[Records of document pages and text]
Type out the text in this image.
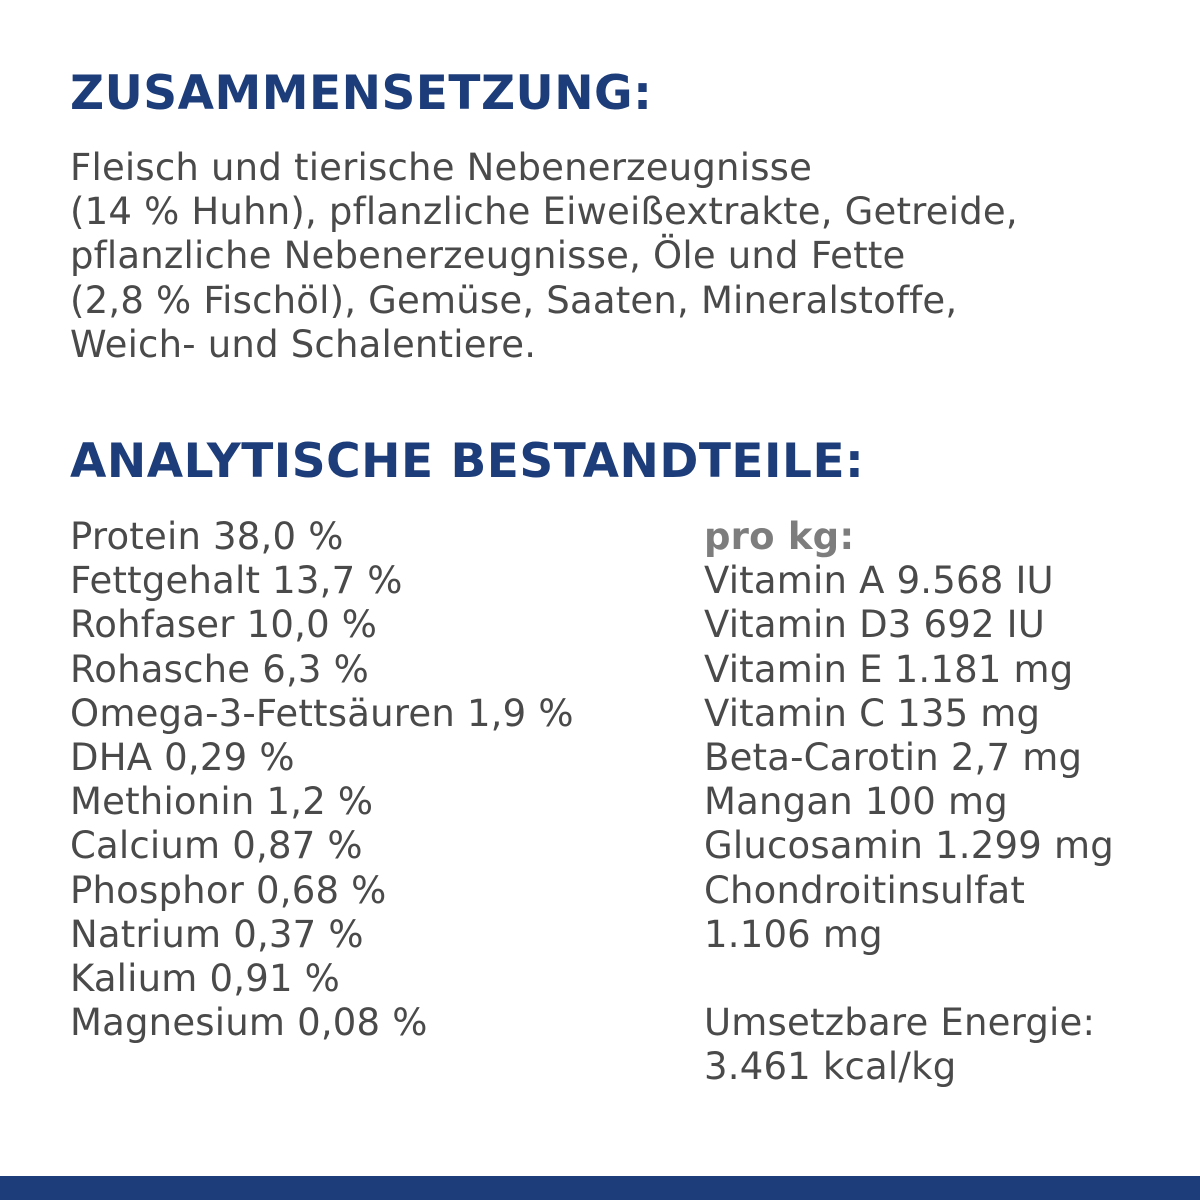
ZUSAMMENSETZUNG:
Fleisch und tierische Nebenerzeugnisse
(14 % Huhn), pflanzliche Eiweißextrakte, Getreide,
pflanzliche Nebenerzeugnisse, Öle und Fette
(2,8 % Fischöl), Gemüse, Saaten, Mineralstoffe,
Weich- und Schalentiere.
ANALYTISCHE BESTANDTEILE:
Protein 38,0 %
Fettgehalt 13,7 %
Rohfaser 10,0 %
Rohasche 6,3 %
Omega-3-Fettsäuren 1,9 %
DHA 0,29 %
Methionin 1,2 %
Calcium 0,87 %
Phosphor 0,68 %
Natrium 0,37 %
Kalium 0,91 %
Magnesium 0,08 %
pro kg:
Vitamin A 9.568 IU
Vitamin D3 692 IU
Vitamin E 1.181 mg
Vitamin C 135 mg
Beta-Carotin 2,7 mg
Mangan 100 mg
Glucosamin 1.299 mg
Chondroitinsulfat
1.106 mg
Umsetzbare Energie:
3.461 kcal/kg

§ **TASK GOAL**:
Find every line of the data that includes the string "pflanzliche". Copy each of those lines.

§ **RESPONSE BELOW**:
(14 % Huhn), pflanzliche Eiweißextrakte, Getreide,
pflanzliche Nebenerzeugnisse, Öle und Fette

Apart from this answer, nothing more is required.